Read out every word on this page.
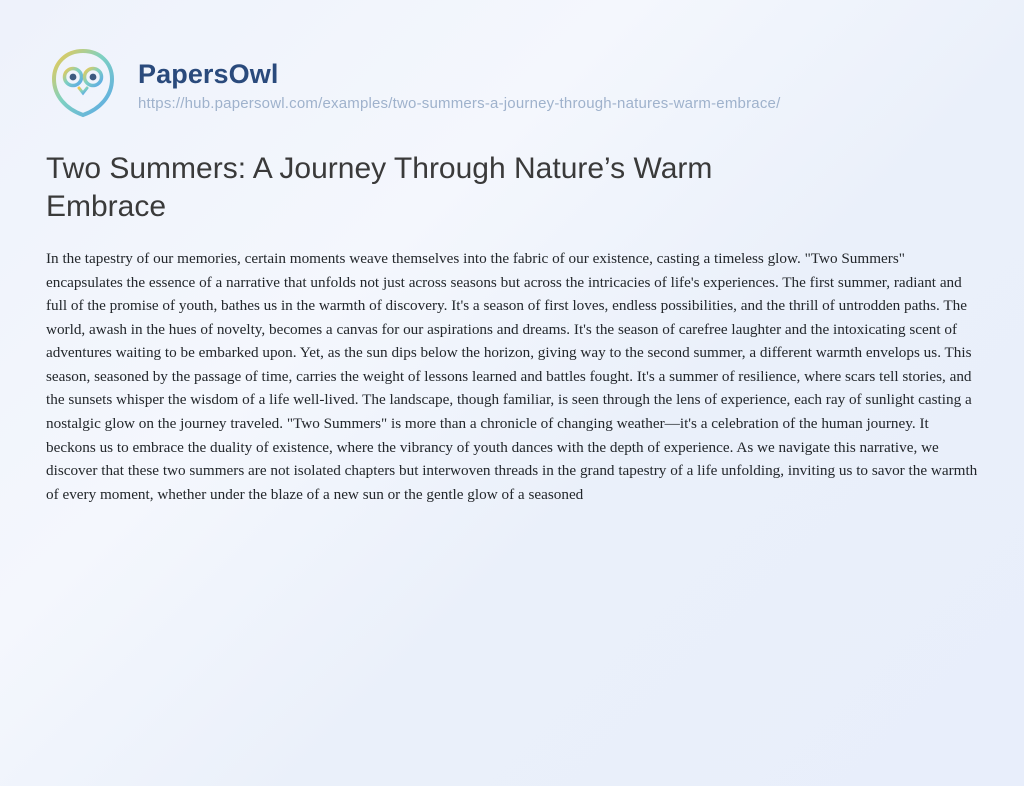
PapersOwl
https://hub.papersowl.com/examples/two-summers-a-journey-through-natures-warm-embrace/
Two Summers: A Journey Through Nature’s Warm Embrace

In the tapestry of our memories, certain moments weave themselves into the fabric of our existence, casting a timeless glow. "Two Summers" encapsulates the essence of a narrative that unfolds not just across seasons but across the intricacies of life's experiences. The first summer, radiant and full of the promise of youth, bathes us in the warmth of discovery. It's a season of first loves, endless possibilities, and the thrill of untrodden paths. The world, awash in the hues of novelty, becomes a canvas for our aspirations and dreams. It's the season of carefree laughter and the intoxicating scent of adventures waiting to be embarked upon. Yet, as the sun dips below the horizon, giving way to the second summer, a different warmth envelops us. This season, seasoned by the passage of time, carries the weight of lessons learned and battles fought. It's a summer of resilience, where scars tell stories, and the sunsets whisper the wisdom of a life well-lived. The landscape, though familiar, is seen through the lens of experience, each ray of sunlight casting a nostalgic glow on the journey traveled. "Two Summers" is more than a chronicle of changing weather—it's a celebration of the human journey. It beckons us to embrace the duality of existence, where the vibrancy of youth dances with the depth of experience. As we navigate this narrative, we discover that these two summers are not isolated chapters but interwoven threads in the grand tapestry of a life unfolding, inviting us to savor the warmth of every moment, whether under the blaze of a new sun or the gentle glow of a seasoned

_ _ _ _

TASK TO CARRY OUT. Print each entry shown above with exact wording and no pictures.

TASK RESULT.
Read out every word on this page.
PapersOwl
https://hub.papersowl.com/examples/two-summers-a-journey-through-natures-warm-embrace/
Two Summers: A Journey Through Nature’s Warm Embrace

In the tapestry of our memories, certain moments weave themselves into the fabric of our existence, casting a timeless glow. "Two Summers" encapsulates the essence of a narrative that unfolds not just across seasons but across the intricacies of life's experiences. The first summer, radiant and full of the promise of youth, bathes us in the warmth of discovery. It's a season of first loves, endless possibilities, and the thrill of untrodden paths. The world, awash in the hues of novelty, becomes a canvas for our aspirations and dreams. It's the season of carefree laughter and the intoxicating scent of adventures waiting to be embarked upon. Yet, as the sun dips below the horizon, giving way to the second summer, a different warmth envelops us. This season, seasoned by the passage of time, carries the weight of lessons learned and battles fought. It's a summer of resilience, where scars tell stories, and the sunsets whisper the wisdom of a life well-lived. The landscape, though familiar, is seen through the lens of experience, each ray of sunlight casting a nostalgic glow on the journey traveled. "Two Summers" is more than a chronicle of changing weather—it's a celebration of the human journey. It beckons us to embrace the duality of existence, where the vibrancy of youth dances with the depth of experience. As we navigate this narrative, we discover that these two summers are not isolated chapters but interwoven threads in the grand tapestry of a life unfolding, inviting us to savor the warmth of every moment, whether under the blaze of a new sun or the gentle glow of a seasoned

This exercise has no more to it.